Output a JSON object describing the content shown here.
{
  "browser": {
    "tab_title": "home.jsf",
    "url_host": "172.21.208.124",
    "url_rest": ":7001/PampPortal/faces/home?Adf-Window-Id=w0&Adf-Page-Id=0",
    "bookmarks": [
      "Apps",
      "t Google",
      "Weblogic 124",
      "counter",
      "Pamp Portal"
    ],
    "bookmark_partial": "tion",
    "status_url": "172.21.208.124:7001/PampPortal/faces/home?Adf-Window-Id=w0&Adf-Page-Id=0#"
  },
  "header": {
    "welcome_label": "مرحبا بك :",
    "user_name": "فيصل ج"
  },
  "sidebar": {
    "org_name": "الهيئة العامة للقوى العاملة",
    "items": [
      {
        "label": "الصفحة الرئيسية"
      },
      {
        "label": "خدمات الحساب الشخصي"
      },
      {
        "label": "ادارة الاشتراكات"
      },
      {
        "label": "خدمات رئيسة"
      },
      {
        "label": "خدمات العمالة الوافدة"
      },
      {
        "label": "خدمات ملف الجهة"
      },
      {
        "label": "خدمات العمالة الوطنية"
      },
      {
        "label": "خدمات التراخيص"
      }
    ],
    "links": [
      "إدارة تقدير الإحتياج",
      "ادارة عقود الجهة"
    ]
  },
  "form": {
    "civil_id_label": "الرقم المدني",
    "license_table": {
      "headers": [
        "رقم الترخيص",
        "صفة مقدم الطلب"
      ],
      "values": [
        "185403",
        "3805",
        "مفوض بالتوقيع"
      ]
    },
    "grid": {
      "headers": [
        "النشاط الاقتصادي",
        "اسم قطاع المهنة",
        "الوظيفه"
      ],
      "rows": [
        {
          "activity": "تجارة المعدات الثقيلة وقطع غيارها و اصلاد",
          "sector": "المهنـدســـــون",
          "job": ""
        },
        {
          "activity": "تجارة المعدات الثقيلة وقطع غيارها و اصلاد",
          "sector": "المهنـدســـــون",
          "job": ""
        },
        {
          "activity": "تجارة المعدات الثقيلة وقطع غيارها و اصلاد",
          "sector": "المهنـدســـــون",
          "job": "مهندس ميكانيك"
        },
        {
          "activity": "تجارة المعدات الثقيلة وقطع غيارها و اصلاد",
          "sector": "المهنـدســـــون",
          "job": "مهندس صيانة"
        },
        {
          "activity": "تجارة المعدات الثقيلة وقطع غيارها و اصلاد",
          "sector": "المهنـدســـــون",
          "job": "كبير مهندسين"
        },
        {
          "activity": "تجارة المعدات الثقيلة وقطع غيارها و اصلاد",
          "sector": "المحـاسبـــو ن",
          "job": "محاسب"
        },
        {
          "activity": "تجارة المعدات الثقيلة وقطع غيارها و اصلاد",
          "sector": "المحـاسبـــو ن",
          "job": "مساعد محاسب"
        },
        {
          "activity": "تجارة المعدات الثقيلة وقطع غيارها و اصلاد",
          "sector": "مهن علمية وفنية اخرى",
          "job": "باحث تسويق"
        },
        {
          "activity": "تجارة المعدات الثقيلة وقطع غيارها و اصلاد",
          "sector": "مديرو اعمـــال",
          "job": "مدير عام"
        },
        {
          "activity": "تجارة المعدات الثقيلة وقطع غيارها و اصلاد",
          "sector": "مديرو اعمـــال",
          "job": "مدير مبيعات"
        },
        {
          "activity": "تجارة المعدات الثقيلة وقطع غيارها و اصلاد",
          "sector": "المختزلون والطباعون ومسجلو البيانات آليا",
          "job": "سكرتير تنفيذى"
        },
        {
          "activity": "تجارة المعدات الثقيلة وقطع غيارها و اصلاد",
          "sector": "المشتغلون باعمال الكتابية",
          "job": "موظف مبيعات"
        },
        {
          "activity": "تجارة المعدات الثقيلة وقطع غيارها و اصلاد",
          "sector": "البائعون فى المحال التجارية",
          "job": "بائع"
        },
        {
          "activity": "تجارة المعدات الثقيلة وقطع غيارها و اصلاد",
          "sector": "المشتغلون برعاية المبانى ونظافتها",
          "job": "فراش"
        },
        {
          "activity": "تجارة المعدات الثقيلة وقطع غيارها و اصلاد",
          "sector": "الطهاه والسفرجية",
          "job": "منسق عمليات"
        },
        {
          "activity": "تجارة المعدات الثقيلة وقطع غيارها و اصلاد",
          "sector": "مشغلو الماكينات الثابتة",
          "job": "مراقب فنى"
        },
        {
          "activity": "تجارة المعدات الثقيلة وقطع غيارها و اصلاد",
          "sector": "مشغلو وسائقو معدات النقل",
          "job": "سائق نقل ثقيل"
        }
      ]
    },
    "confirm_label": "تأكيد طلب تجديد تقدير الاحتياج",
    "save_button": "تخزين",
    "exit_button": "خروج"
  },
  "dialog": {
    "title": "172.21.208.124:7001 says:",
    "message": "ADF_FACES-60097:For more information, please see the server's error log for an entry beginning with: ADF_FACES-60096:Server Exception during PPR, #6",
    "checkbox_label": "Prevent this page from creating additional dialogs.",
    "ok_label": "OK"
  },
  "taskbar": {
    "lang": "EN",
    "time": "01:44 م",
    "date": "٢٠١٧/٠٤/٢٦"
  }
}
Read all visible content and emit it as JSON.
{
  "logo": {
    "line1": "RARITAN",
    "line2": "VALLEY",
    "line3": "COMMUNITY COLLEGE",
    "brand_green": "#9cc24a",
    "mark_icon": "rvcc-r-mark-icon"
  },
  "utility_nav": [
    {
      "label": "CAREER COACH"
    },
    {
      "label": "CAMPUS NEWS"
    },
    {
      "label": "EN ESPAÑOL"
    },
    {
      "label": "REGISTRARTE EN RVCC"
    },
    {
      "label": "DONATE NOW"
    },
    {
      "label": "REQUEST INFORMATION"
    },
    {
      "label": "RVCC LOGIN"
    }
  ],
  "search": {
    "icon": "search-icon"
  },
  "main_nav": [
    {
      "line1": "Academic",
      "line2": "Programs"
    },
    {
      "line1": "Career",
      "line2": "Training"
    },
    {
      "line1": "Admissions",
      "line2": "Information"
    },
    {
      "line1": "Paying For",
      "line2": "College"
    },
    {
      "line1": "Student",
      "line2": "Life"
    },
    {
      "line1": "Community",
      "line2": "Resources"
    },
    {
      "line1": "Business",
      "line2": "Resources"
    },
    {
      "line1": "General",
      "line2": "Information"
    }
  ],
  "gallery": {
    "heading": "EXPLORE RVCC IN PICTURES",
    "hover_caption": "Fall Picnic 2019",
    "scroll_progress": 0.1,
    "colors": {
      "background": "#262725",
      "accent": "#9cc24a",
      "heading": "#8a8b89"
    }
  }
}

____________________

* [Written problem]:
Show every line of the records above that contains the word "PampPortal".

* [Correct output]:
    "url_rest": ":7001/PampPortal/faces/home?Adf-Window-Id=w0&Adf-Page-Id=0",
    "status_url": "172.21.208.124:7001/PampPortal/faces/home?Adf-Window-Id=w0&Adf-Page-Id=0#"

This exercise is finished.